Task objective —
Switch "row-name" to "row-title" everywhere it occurs in the entries below, then write out every line again with no other change.

---------- Record set ----------

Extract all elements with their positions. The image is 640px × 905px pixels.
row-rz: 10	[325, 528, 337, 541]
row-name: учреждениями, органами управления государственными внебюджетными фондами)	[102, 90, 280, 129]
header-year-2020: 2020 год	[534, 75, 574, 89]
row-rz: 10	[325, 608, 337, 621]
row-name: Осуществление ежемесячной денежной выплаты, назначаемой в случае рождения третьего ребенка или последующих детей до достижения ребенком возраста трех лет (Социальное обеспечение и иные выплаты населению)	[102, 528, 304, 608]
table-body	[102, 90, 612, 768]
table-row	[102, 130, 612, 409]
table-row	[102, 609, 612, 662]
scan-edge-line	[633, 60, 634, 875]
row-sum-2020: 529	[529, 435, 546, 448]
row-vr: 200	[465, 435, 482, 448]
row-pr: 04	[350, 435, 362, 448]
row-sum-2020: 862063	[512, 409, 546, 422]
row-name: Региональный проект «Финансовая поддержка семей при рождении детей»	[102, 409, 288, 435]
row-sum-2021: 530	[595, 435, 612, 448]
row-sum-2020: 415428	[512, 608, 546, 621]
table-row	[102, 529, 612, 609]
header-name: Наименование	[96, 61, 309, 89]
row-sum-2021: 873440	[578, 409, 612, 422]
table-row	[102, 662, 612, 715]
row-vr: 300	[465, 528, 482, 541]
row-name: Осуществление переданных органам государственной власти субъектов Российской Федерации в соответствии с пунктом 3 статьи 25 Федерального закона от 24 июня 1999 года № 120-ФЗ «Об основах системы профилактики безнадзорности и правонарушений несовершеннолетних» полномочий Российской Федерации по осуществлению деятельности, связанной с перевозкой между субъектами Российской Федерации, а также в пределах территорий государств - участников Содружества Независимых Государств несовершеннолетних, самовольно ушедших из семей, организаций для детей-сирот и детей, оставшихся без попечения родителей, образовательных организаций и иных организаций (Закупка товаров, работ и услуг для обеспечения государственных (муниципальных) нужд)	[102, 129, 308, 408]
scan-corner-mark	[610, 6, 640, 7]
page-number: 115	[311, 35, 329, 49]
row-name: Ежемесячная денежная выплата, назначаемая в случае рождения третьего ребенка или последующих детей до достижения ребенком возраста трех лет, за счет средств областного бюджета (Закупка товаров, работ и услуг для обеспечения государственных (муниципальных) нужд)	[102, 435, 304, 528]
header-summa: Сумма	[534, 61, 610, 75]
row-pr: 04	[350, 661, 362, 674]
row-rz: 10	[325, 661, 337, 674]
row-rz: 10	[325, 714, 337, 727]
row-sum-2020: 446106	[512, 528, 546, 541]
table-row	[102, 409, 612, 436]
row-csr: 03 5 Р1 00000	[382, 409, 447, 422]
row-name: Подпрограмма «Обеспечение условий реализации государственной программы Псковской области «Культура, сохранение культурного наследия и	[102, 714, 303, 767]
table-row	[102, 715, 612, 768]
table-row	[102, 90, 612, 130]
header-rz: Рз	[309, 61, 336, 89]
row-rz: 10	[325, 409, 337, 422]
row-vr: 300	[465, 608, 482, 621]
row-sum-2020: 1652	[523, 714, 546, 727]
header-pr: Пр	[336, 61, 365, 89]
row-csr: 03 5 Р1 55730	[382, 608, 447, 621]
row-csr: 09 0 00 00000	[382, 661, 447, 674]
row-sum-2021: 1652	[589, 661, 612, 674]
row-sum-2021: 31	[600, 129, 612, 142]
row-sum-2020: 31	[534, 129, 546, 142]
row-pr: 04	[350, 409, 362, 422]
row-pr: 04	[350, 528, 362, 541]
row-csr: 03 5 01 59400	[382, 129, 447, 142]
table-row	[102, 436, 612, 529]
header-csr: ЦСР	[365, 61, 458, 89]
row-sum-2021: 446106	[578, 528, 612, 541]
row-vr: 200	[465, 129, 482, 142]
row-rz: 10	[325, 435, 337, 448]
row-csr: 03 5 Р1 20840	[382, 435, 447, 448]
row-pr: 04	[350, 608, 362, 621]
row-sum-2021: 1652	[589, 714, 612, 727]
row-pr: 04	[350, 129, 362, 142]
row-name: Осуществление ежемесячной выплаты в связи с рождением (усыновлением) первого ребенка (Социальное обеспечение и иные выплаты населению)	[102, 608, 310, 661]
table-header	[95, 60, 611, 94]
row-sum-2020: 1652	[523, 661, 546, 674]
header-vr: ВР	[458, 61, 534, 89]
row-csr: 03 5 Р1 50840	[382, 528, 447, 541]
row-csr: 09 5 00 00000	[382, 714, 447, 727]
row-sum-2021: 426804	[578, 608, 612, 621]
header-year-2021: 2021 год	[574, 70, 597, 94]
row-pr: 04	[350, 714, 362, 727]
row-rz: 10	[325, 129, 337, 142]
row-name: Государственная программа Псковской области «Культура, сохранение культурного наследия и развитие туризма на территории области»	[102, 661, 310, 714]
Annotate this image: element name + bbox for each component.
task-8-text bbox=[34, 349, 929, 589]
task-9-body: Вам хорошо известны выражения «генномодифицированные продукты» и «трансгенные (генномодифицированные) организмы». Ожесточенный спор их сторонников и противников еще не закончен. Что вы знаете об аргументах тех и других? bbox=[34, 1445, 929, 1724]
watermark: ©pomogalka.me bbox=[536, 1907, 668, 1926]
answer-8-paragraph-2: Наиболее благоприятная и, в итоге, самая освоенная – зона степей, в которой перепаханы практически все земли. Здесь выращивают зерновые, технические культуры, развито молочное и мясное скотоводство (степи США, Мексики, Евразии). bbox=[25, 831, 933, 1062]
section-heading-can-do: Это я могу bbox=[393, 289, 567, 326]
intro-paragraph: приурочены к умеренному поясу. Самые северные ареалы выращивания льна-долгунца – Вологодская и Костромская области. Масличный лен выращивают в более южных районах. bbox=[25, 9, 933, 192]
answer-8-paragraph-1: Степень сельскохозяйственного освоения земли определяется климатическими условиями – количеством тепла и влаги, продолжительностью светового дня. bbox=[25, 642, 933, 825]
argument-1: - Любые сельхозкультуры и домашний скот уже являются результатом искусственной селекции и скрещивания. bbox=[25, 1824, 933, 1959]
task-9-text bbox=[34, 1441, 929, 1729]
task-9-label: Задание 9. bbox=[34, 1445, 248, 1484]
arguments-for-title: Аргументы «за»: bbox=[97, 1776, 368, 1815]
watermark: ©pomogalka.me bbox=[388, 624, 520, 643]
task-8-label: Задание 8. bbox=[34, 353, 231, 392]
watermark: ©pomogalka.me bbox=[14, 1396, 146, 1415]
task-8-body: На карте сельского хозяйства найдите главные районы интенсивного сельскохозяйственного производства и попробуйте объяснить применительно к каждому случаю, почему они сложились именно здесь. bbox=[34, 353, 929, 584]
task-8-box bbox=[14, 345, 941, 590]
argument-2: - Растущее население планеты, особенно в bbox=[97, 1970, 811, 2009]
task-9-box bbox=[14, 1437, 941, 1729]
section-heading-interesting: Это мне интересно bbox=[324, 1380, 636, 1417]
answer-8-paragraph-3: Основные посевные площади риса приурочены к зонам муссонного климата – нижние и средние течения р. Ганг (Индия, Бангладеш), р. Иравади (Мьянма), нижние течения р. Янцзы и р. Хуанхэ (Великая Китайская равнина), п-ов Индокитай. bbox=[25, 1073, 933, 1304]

----------

Exercise response —
Extract all elements with their positions. The image is 640px × 905px pixels.
row-rz: 10	[325, 528, 337, 541]
row-title: учреждениями, органами управления государственными внебюджетными фондами)	[102, 90, 280, 129]
header-year-2020: 2020 год	[534, 75, 574, 89]
row-rz: 10	[325, 608, 337, 621]
row-title: Осуществление ежемесячной денежной выплаты, назначаемой в случае рождения третьего ребенка или последующих детей до достижения ребенком возраста трех лет (Социальное обеспечение и иные выплаты населению)	[102, 528, 304, 608]
table-body	[102, 90, 612, 768]
table-row	[102, 130, 612, 409]
table-row	[102, 609, 612, 662]
scan-edge-line	[633, 60, 634, 875]
row-sum-2020: 529	[529, 435, 546, 448]
row-vr: 200	[465, 435, 482, 448]
row-pr: 04	[350, 435, 362, 448]
row-sum-2020: 862063	[512, 409, 546, 422]
row-title: Региональный проект «Финансовая поддержка семей при рождении детей»	[102, 409, 288, 435]
row-sum-2021: 530	[595, 435, 612, 448]
row-sum-2020: 415428	[512, 608, 546, 621]
table-row	[102, 529, 612, 609]
header-name: Наименование	[96, 61, 309, 89]
row-sum-2021: 873440	[578, 409, 612, 422]
table-row	[102, 662, 612, 715]
row-vr: 300	[465, 528, 482, 541]
row-title: Осуществление переданных органам государственной власти субъектов Российской Федерации в соответствии с пунктом 3 статьи 25 Федерального закона от 24 июня 1999 года № 120-ФЗ «Об основах системы профилактики безнадзорности и правонарушений несовершеннолетних» полномочий Российской Федерации по осуществлению деятельности, связанной с перевозкой между субъектами Российской Федерации, а также в пределах территорий государств - участников Содружества Независимых Государств несовершеннолетних, самовольно ушедших из семей, организаций для детей-сирот и детей, оставшихся без попечения родителей, образовательных организаций и иных организаций (Закупка товаров, работ и услуг для обеспечения государственных (муниципальных) нужд)	[102, 129, 308, 408]
scan-corner-mark	[610, 6, 640, 7]
page-number: 115	[311, 35, 329, 49]
row-title: Ежемесячная денежная выплата, назначаемая в случае рождения третьего ребенка или последующих детей до достижения ребенком возраста трех лет, за счет средств областного бюджета (Закупка товаров, работ и услуг для обеспечения государственных (муниципальных) нужд)	[102, 435, 304, 528]
header-summa: Сумма	[534, 61, 610, 75]
row-pr: 04	[350, 661, 362, 674]
row-rz: 10	[325, 661, 337, 674]
row-rz: 10	[325, 714, 337, 727]
row-sum-2020: 446106	[512, 528, 546, 541]
table-row	[102, 409, 612, 436]
row-csr: 03 5 Р1 00000	[382, 409, 447, 422]
row-title: Подпрограмма «Обеспечение условий реализации государственной программы Псковской области «Культура, сохранение культурного наследия и	[102, 714, 303, 767]
table-row	[102, 715, 612, 768]
table-row	[102, 90, 612, 130]
header-rz: Рз	[309, 61, 336, 89]
row-rz: 10	[325, 409, 337, 422]
row-vr: 300	[465, 608, 482, 621]
row-sum-2020: 1652	[523, 714, 546, 727]
header-pr: Пр	[336, 61, 365, 89]
row-csr: 03 5 Р1 55730	[382, 608, 447, 621]
row-csr: 09 0 00 00000	[382, 661, 447, 674]
row-sum-2021: 1652	[589, 661, 612, 674]
row-sum-2021: 31	[600, 129, 612, 142]
row-sum-2020: 31	[534, 129, 546, 142]
row-pr: 04	[350, 409, 362, 422]
row-pr: 04	[350, 528, 362, 541]
row-csr: 03 5 01 59400	[382, 129, 447, 142]
table-row	[102, 436, 612, 529]
header-csr: ЦСР	[365, 61, 458, 89]
row-sum-2021: 446106	[578, 528, 612, 541]
row-vr: 200	[465, 129, 482, 142]
row-rz: 10	[325, 435, 337, 448]
row-csr: 03 5 Р1 20840	[382, 435, 447, 448]
row-pr: 04	[350, 608, 362, 621]
row-sum-2021: 1652	[589, 714, 612, 727]
row-pr: 04	[350, 129, 362, 142]
row-title: Осуществление ежемесячной выплаты в связи с рождением (усыновлением) первого ребенка (Социальное обеспечение и иные выплаты населению)	[102, 608, 310, 661]
table-header	[95, 60, 611, 94]
row-sum-2020: 1652	[523, 661, 546, 674]
header-vr: ВР	[458, 61, 534, 89]
row-csr: 03 5 Р1 50840	[382, 528, 447, 541]
row-csr: 09 5 00 00000	[382, 714, 447, 727]
row-sum-2021: 426804	[578, 608, 612, 621]
header-year-2021: 2021 год	[574, 70, 597, 94]
row-pr: 04	[350, 714, 362, 727]
row-rz: 10	[325, 129, 337, 142]
row-title: Государственная программа Псковской области «Культура, сохранение культурного наследия и развитие туризма на территории области»	[102, 661, 310, 714]
Annotate this image: element name + bbox for each component.
task-8-text bbox=[34, 349, 929, 589]
task-9-body: Вам хорошо известны выражения «генномодифицированные продукты» и «трансгенные (генномодифицированные) организмы». Ожесточенный спор их сторонников и противников еще не закончен. Что вы знаете об аргументах тех и других? bbox=[34, 1445, 929, 1724]
watermark: ©pomogalka.me bbox=[536, 1907, 668, 1926]
answer-8-paragraph-2: Наиболее благоприятная и, в итоге, самая освоенная – зона степей, в которой перепаханы практически все земли. Здесь выращивают зерновые, технические культуры, развито молочное и мясное скотоводство (степи США, Мексики, Евразии). bbox=[25, 831, 933, 1062]
section-heading-can-do: Это я могу bbox=[393, 289, 567, 326]
intro-paragraph: приурочены к умеренному поясу. Самые северные ареалы выращивания льна-долгунца – Вологодская и Костромская области. Масличный лен выращивают в более южных районах. bbox=[25, 9, 933, 192]
answer-8-paragraph-1: Степень сельскохозяйственного освоения земли определяется климатическими условиями – количеством тепла и влаги, продолжительностью светового дня. bbox=[25, 642, 933, 825]
argument-1: - Любые сельхозкультуры и домашний скот уже являются результатом искусственной селекции и скрещивания. bbox=[25, 1824, 933, 1959]
task-9-text bbox=[34, 1441, 929, 1729]
task-9-label: Задание 9. bbox=[34, 1445, 248, 1484]
arguments-for-title: Аргументы «за»: bbox=[97, 1776, 368, 1815]
watermark: ©pomogalka.me bbox=[388, 624, 520, 643]
task-8-label: Задание 8. bbox=[34, 353, 231, 392]
watermark: ©pomogalka.me bbox=[14, 1396, 146, 1415]
task-8-body: На карте сельского хозяйства найдите главные районы интенсивного сельскохозяйственного производства и попробуйте объяснить применительно к каждому случаю, почему они сложились именно здесь. bbox=[34, 353, 929, 584]
task-8-box bbox=[14, 345, 941, 590]
argument-2: - Растущее население планеты, особенно в bbox=[97, 1970, 811, 2009]
task-9-box bbox=[14, 1437, 941, 1729]
section-heading-interesting: Это мне интересно bbox=[324, 1380, 636, 1417]
answer-8-paragraph-3: Основные посевные площади риса приурочены к зонам муссонного климата – нижние и средние течения р. Ганг (Индия, Бангладеш), р. Иравади (Мьянма), нижние течения р. Янцзы и р. Хуанхэ (Великая Китайская равнина), п-ов Индокитай. bbox=[25, 1073, 933, 1304]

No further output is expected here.